§ Problem requirements: Transcribe the material in full. Nothing should differ except that the pictures are left out.

Data listing
# # # #
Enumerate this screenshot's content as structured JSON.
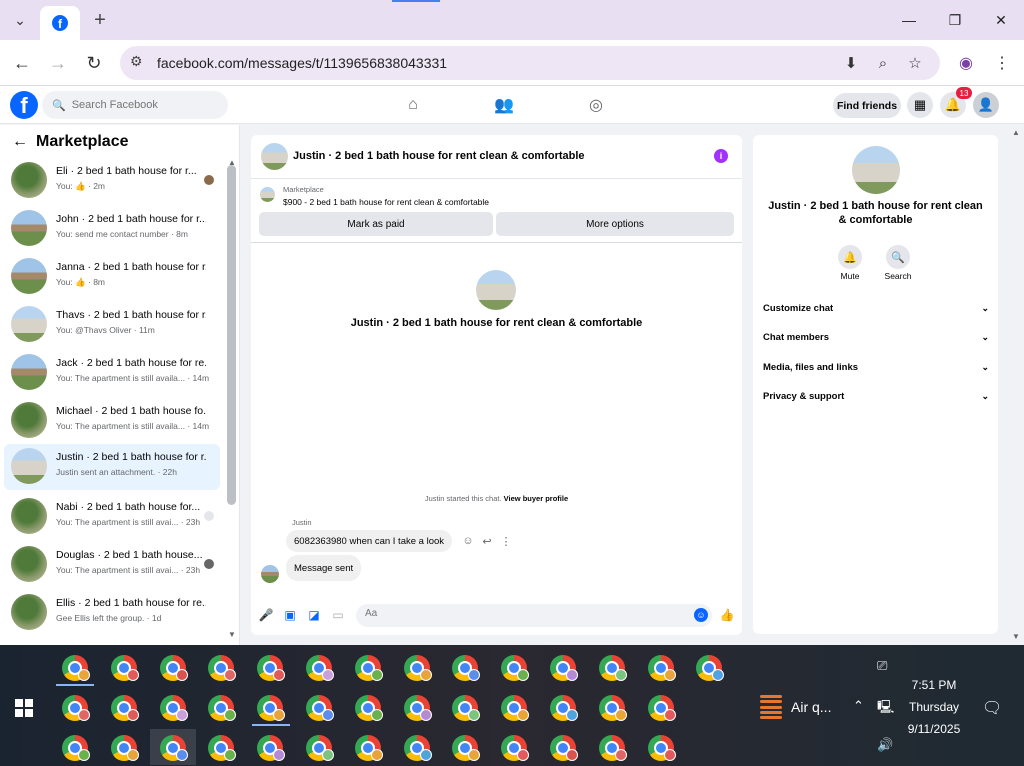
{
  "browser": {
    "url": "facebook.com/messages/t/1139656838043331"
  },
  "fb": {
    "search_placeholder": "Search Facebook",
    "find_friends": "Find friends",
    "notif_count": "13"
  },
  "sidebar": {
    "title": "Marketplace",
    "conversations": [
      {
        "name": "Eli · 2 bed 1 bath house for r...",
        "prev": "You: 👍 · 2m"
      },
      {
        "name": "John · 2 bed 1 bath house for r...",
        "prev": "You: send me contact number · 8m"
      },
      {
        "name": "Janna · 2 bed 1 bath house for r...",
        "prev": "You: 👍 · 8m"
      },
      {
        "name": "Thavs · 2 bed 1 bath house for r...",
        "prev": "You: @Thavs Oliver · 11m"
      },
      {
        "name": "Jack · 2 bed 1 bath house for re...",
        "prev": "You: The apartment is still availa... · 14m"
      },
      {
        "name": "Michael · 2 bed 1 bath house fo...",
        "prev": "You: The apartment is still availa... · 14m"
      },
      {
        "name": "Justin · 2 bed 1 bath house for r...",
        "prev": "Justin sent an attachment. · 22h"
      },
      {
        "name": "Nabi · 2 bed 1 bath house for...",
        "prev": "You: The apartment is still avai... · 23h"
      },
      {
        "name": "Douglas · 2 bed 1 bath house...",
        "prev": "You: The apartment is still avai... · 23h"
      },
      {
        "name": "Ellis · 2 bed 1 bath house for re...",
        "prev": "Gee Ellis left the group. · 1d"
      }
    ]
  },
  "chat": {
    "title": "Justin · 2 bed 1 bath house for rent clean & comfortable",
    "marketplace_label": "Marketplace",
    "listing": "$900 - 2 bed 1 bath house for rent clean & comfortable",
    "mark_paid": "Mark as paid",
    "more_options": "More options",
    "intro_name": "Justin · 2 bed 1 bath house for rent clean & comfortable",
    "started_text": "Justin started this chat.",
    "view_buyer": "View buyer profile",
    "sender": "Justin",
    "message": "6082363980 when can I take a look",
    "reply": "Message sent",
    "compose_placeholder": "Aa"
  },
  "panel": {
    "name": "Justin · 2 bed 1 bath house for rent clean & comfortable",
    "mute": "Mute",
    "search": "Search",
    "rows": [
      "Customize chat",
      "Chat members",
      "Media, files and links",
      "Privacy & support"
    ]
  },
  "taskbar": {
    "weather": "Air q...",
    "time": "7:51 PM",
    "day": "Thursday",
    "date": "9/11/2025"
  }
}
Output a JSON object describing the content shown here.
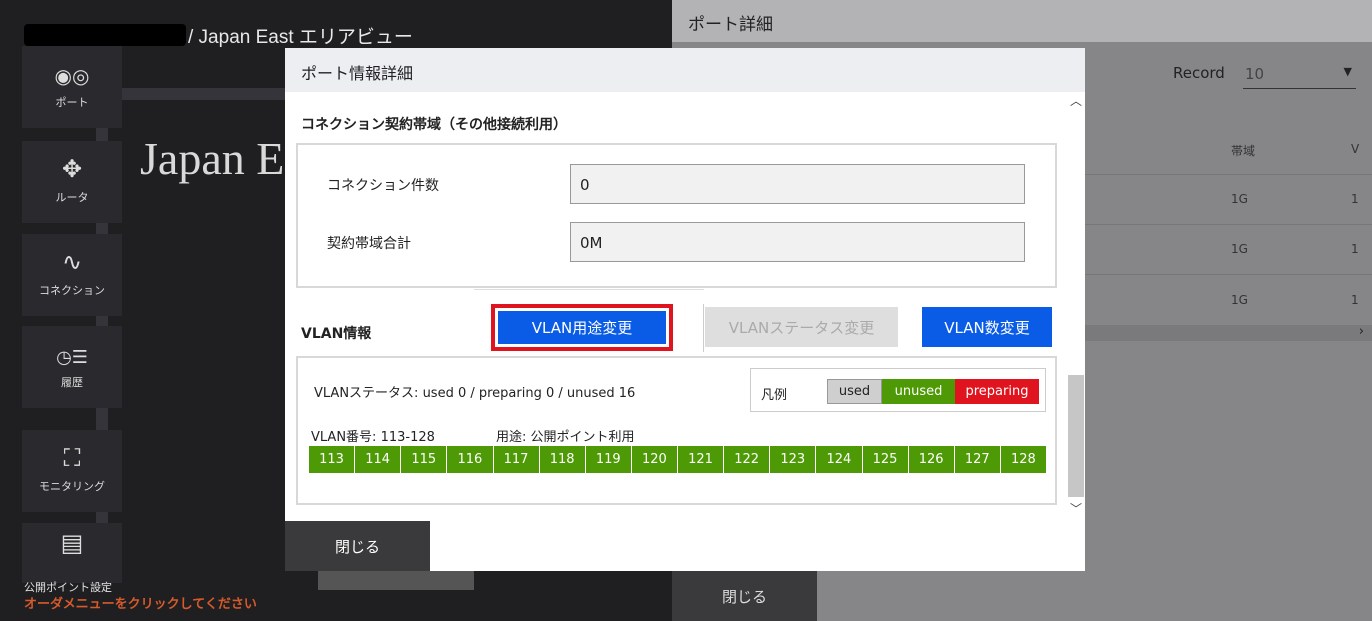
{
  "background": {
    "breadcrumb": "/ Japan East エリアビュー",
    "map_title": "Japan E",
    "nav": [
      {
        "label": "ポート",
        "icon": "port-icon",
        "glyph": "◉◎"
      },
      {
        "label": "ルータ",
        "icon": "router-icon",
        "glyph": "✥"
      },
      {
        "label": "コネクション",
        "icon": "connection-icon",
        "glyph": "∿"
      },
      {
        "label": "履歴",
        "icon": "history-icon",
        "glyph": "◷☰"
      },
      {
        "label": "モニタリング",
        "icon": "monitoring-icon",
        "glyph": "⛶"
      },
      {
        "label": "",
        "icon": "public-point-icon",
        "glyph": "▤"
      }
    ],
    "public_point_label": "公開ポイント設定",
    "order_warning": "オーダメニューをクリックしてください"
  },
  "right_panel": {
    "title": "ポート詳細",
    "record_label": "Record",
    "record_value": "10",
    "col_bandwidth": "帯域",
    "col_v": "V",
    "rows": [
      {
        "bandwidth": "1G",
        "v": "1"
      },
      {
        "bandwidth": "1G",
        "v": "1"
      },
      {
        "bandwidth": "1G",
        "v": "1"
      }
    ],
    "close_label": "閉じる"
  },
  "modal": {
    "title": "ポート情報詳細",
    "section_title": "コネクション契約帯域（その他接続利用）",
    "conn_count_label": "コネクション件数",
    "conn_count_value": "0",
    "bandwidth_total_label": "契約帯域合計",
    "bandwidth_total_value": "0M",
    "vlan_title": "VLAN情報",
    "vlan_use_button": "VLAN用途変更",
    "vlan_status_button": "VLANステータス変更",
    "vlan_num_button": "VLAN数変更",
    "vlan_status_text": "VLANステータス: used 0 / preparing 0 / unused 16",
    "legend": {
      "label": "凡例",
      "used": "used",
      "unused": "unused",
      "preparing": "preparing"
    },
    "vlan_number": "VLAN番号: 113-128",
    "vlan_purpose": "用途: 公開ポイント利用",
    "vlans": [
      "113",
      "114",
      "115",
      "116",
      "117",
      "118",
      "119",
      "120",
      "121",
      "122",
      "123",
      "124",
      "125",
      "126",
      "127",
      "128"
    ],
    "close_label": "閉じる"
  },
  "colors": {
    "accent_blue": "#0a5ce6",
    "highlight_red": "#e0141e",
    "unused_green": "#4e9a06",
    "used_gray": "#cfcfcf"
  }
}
# # # #
§ The reply:
Enumerate this screenshot's content as structured JSON.
{
  "browser": {
    "url": "facebook.com/messages/t/1139656838043331"
  },
  "fb": {
    "search_placeholder": "Search Facebook",
    "find_friends": "Find friends",
    "notif_count": "13"
  },
  "sidebar": {
    "title": "Marketplace",
    "conversations": [
      {
        "name": "Eli · 2 bed 1 bath house for r...",
        "prev": "You: 👍 · 2m"
      },
      {
        "name": "John · 2 bed 1 bath house for r...",
        "prev": "You: send me contact number · 8m"
      },
      {
        "name": "Janna · 2 bed 1 bath house for r...",
        "prev": "You: 👍 · 8m"
      },
      {
        "name": "Thavs · 2 bed 1 bath house for r...",
        "prev": "You: @Thavs Oliver · 11m"
      },
      {
        "name": "Jack · 2 bed 1 bath house for re...",
        "prev": "You: The apartment is still availa... · 14m"
      },
      {
        "name": "Michael · 2 bed 1 bath house fo...",
        "prev": "You: The apartment is still availa... · 14m"
      },
      {
        "name": "Justin · 2 bed 1 bath house for r...",
        "prev": "Justin sent an attachment. · 22h"
      },
      {
        "name": "Nabi · 2 bed 1 bath house for...",
        "prev": "You: The apartment is still avai... · 23h"
      },
      {
        "name": "Douglas · 2 bed 1 bath house...",
        "prev": "You: The apartment is still avai... · 23h"
      },
      {
        "name": "Ellis · 2 bed 1 bath house for re...",
        "prev": "Gee Ellis left the group. · 1d"
      }
    ]
  },
  "chat": {
    "title": "Justin · 2 bed 1 bath house for rent clean & comfortable",
    "marketplace_label": "Marketplace",
    "listing": "$900 - 2 bed 1 bath house for rent clean & comfortable",
    "mark_paid": "Mark as paid",
    "more_options": "More options",
    "intro_name": "Justin · 2 bed 1 bath house for rent clean & comfortable",
    "started_text": "Justin started this chat.",
    "view_buyer": "View buyer profile",
    "sender": "Justin",
    "message": "6082363980 when can I take a look",
    "reply": "Message sent",
    "compose_placeholder": "Aa"
  },
  "panel": {
    "name": "Justin · 2 bed 1 bath house for rent clean & comfortable",
    "mute": "Mute",
    "search": "Search",
    "rows": [
      "Customize chat",
      "Chat members",
      "Media, files and links",
      "Privacy & support"
    ]
  },
  "taskbar": {
    "weather": "Air q...",
    "time": "7:51 PM",
    "day": "Thursday",
    "date": "9/11/2025"
  }
}
Output a JSON object describing the content shown here.
{
  "background": {
    "breadcrumb": "/ Japan East エリアビュー",
    "map_title": "Japan E",
    "nav": [
      {
        "label": "ポート",
        "icon": "port-icon",
        "glyph": "◉◎"
      },
      {
        "label": "ルータ",
        "icon": "router-icon",
        "glyph": "✥"
      },
      {
        "label": "コネクション",
        "icon": "connection-icon",
        "glyph": "∿"
      },
      {
        "label": "履歴",
        "icon": "history-icon",
        "glyph": "◷☰"
      },
      {
        "label": "モニタリング",
        "icon": "monitoring-icon",
        "glyph": "⛶"
      },
      {
        "label": "",
        "icon": "public-point-icon",
        "glyph": "▤"
      }
    ],
    "public_point_label": "公開ポイント設定",
    "order_warning": "オーダメニューをクリックしてください"
  },
  "right_panel": {
    "title": "ポート詳細",
    "record_label": "Record",
    "record_value": "10",
    "col_bandwidth": "帯域",
    "col_v": "V",
    "rows": [
      {
        "bandwidth": "1G",
        "v": "1"
      },
      {
        "bandwidth": "1G",
        "v": "1"
      },
      {
        "bandwidth": "1G",
        "v": "1"
      }
    ],
    "close_label": "閉じる"
  },
  "modal": {
    "title": "ポート情報詳細",
    "section_title": "コネクション契約帯域（その他接続利用）",
    "conn_count_label": "コネクション件数",
    "conn_count_value": "0",
    "bandwidth_total_label": "契約帯域合計",
    "bandwidth_total_value": "0M",
    "vlan_title": "VLAN情報",
    "vlan_use_button": "VLAN用途変更",
    "vlan_status_button": "VLANステータス変更",
    "vlan_num_button": "VLAN数変更",
    "vlan_status_text": "VLANステータス: used 0 / preparing 0 / unused 16",
    "legend": {
      "label": "凡例",
      "used": "used",
      "unused": "unused",
      "preparing": "preparing"
    },
    "vlan_number": "VLAN番号: 113-128",
    "vlan_purpose": "用途: 公開ポイント利用",
    "vlans": [
      "113",
      "114",
      "115",
      "116",
      "117",
      "118",
      "119",
      "120",
      "121",
      "122",
      "123",
      "124",
      "125",
      "126",
      "127",
      "128"
    ],
    "close_label": "閉じる"
  },
  "colors": {
    "accent_blue": "#0a5ce6",
    "highlight_red": "#e0141e",
    "unused_green": "#4e9a06",
    "used_gray": "#cfcfcf"
  }
}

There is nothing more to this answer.